== PROVIDED TEXT ==

--

I'm Uma Mukara, CEO, founder and CEO
of Chaos Native, and I'm also the co creator
and maintainer on Litmus Chaos, which is a
CNCF project for Chaos Engineering. Today in this session
I'm going to talk about what is chaos engineering means
in cloud native environments. How can cloud native
developers and sres can take control of reliability?
So in this session we're going to touch upon what is
reliability and what it means to achieve reliability
in cloud native environments. And we will see chaos engineering
as a way to achieve reliability in cloud native environments.
What are the good practices for both sres and developers?
And I will also touch upon Litmus chaos, which is the Chaos
engineering project for achieving reliability in cloud native
what is reliability and what it means in cloud
native environments? Generally, reliability means you
run your services without any outage.
Then you are called as very reliable, but it
does not end with that. It also means that you
need to have some slos or business slas met
even though you are running without an outage, for example, latency for service
performance under scale, et cetera. So you
sometimes need to measure reliability when you
are asked to ramp up your services. There are certain
days in which you are going to scale your services to
a high degree and your slos need to be met on
such days. So that's also a measure of reliability.
So there is also the upgrade scenario. You will end
up upgrading the services in production and
they need to be continuously adhering to your
slos. So you put all these things together.
You call that as a measure of
reliability? If you're satisfying all this criteria,
your services are set to be reliable. Why are
they important in cloud native?
Primarily in cloud native, your application is
now split into multiple microservices.
That means you have more services to manage or more applications to
manage in your larger service. And those
applications are changing very fast in your environment,
primarily because of the advances in your CACD
pipelines and the CACD pipelines of the applications that
you're using as just a service. It could
be some other cloud native service, for example. Those changes are coming fast
into your environments earlier. It's very common
to see big changes happen in production
environments every quarter or two, but in cloud
native they are happening almost every
week. Because you've got so many changes, you don't want to schedule
them for all a fixed state, and you want to automate them in such
a way that the upgrades do happen as soon as possible.
And then you have a system to make sure that irrespective of these
upgrades, your systems are reliable. So that's your
target. And that's what brings us the topic
of how to achieve that reliability in cloud native. In summary,
reliability is very important because there are many applications
that you're dealing with in cloud native and the changes to them are coming
too fast. How do you achieve such a reliability? Or how do
you plan to strategize in achieving such a reliability
for your cloud native? One answer is you implement
the practice of chaos engineering from beginning and
you do it at scale. Then you have at least a
good proven way of achieving reliability. Let's look
at what is chaos engineering? What is chaos engineering?
Why chaos engineering and how do you practice chaos
engineering in the what part? It's about
breaking things on purpose. Or you can also say don't wait for
the failure to happen, you inject. You can also say it's
practices resilience engineering and it's about
being better prepared for disasters.
When some launch failure or an outage happens, how are
you really prepared to bring your services back online?
Right. If you have chaos engineering, we would have dealt with
such an option and you are now better
prepared. So why chaos engineering?
Because big outages are expensive, sometimes smaller.
Outage also can be expensive depending on your
slas to your end users. And you
cannot really prevent outages. No matter how well
you are prepared and tested, outages will happen.

--

Dataset entries:
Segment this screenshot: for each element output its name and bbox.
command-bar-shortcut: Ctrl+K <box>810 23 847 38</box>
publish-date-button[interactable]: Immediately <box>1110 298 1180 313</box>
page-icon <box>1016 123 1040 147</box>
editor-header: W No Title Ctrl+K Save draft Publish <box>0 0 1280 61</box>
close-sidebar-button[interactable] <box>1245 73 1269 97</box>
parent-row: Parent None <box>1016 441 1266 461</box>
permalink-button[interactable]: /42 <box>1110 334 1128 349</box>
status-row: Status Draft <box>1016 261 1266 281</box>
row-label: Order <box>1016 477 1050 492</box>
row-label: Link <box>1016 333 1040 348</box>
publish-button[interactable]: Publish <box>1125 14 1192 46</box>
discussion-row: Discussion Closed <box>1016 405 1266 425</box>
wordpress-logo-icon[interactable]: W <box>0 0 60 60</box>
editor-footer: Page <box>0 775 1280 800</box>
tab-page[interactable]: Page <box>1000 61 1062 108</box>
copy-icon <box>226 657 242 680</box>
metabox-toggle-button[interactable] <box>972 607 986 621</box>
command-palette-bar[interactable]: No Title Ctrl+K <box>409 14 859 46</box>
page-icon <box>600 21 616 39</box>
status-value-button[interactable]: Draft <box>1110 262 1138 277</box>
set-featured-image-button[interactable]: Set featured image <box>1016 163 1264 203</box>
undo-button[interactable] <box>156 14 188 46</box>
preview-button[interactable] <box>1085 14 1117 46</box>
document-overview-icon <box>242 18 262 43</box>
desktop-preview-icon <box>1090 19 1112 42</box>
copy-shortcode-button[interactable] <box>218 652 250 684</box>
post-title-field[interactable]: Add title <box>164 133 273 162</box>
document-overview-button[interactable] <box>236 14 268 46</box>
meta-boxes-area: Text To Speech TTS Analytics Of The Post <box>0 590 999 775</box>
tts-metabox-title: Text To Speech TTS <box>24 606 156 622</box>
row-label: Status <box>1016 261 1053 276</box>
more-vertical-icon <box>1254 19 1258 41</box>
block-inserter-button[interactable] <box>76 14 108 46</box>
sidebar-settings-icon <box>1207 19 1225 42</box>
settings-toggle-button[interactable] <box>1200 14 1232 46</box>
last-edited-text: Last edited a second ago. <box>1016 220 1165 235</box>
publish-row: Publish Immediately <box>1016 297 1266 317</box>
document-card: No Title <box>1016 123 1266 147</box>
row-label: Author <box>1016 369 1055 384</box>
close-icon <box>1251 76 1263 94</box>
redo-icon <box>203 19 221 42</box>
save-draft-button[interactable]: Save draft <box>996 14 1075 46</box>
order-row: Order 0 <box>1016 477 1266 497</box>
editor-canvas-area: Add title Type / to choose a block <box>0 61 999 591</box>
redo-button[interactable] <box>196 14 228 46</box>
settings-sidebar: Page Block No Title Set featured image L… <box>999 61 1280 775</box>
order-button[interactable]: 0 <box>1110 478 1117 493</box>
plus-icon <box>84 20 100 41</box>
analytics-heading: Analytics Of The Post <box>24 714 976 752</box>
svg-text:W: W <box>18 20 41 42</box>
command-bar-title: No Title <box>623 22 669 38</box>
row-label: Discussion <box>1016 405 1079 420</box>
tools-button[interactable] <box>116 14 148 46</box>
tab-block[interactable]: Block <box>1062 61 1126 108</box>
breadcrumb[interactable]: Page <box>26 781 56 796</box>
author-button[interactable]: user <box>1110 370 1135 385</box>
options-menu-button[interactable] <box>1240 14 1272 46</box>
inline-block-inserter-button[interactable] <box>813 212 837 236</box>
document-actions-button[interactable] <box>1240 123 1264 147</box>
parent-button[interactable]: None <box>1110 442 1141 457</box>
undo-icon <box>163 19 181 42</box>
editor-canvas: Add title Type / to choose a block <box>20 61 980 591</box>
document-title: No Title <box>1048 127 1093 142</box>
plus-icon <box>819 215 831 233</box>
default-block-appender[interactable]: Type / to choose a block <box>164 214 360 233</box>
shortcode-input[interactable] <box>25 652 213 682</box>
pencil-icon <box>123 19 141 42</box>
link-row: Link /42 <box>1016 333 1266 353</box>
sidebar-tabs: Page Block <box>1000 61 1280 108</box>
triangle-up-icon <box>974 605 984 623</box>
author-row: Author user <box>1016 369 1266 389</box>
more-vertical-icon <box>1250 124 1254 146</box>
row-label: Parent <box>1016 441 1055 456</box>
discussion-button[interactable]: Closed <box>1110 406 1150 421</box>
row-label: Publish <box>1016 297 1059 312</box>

--

== WHAT TO WORK ON ==
(a) According to the transcript, how often do big changes happen in cloud native environments?
(b) Print the part of the transcript between "That means you" and "soon as possible.", inclusive.

== COMPLETE ANSWERS ==
(a) Almost every week.

(b)
That means you have more services to manage or more applications to
manage in your larger service. And those
applications are changing very fast in your environment,
primarily because of the advances in your CACD
pipelines and the CACD pipelines of the applications that
you're using as just a service. It could
be some other cloud native service, for example. Those changes are coming fast
into your environments earlier. It's very common
to see big changes happen in production
environments every quarter or two, but in cloud
native they are happening almost every
week. Because you've got so many changes, you don't want to schedule
them for all a fixed state, and you want to automate them in such
a way that the upgrades do happen as soon as possible.